• **INSTRUCTIONS FOR THE TASK**
Count the lines containing "accelerare" in the entries underneath, and state that count without anything else.

----------

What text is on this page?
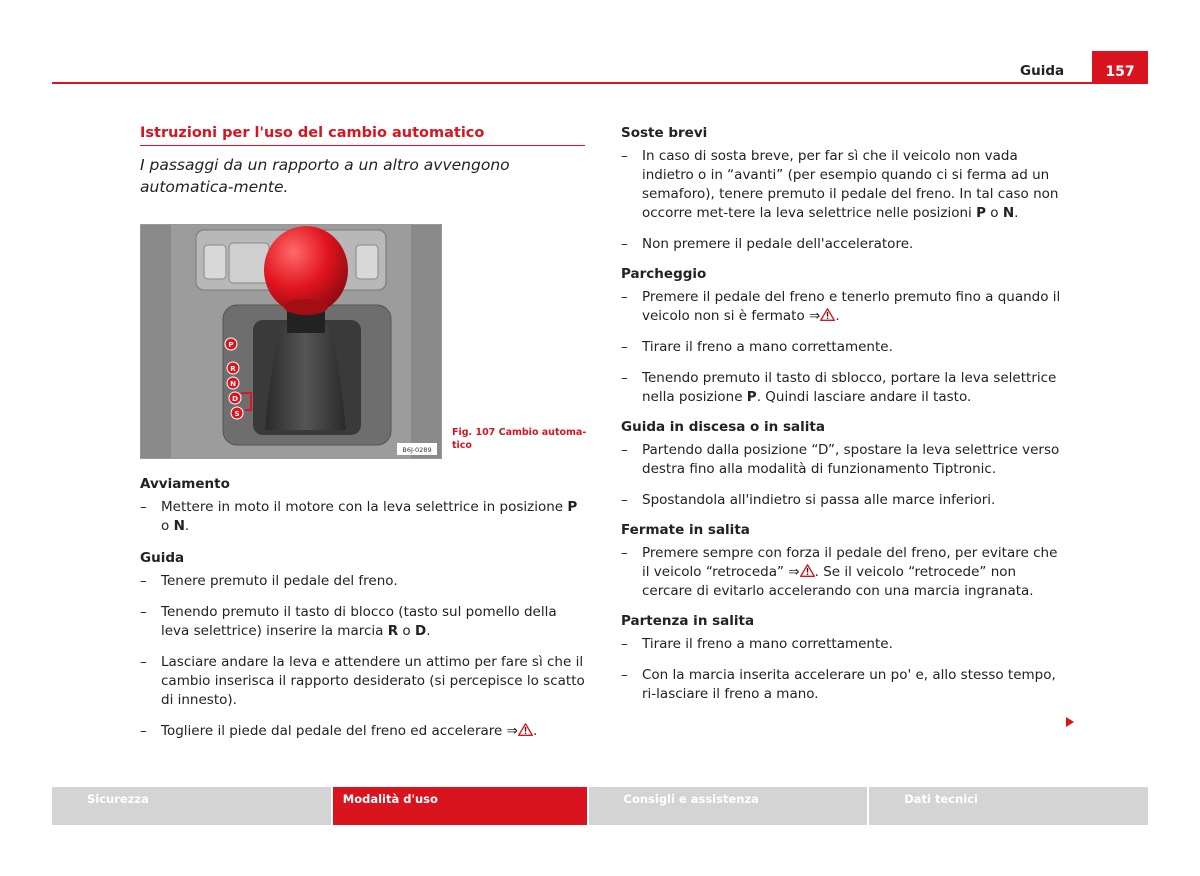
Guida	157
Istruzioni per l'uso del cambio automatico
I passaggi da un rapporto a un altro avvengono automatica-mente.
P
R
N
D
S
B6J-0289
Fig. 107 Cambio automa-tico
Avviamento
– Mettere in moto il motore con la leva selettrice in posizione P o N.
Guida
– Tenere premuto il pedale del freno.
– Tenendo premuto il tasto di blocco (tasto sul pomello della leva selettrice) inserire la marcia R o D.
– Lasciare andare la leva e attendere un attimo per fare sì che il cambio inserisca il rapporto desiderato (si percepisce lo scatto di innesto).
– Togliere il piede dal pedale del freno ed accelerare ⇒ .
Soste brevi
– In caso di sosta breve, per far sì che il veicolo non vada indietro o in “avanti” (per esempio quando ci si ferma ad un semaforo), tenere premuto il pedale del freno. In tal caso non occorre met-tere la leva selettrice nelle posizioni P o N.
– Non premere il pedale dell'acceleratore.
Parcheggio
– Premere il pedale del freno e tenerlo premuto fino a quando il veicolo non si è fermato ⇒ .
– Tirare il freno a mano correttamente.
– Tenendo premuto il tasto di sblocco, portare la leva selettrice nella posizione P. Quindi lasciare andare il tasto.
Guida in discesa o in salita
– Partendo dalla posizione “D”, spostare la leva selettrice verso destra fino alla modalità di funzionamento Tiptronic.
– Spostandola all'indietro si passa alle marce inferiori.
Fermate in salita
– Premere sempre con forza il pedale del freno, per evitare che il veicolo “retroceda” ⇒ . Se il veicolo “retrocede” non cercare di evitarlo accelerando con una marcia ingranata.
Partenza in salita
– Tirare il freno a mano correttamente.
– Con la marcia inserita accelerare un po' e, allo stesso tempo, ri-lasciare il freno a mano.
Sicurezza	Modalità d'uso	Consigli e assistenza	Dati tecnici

----------

• **EXERCISE SOLUTION**
2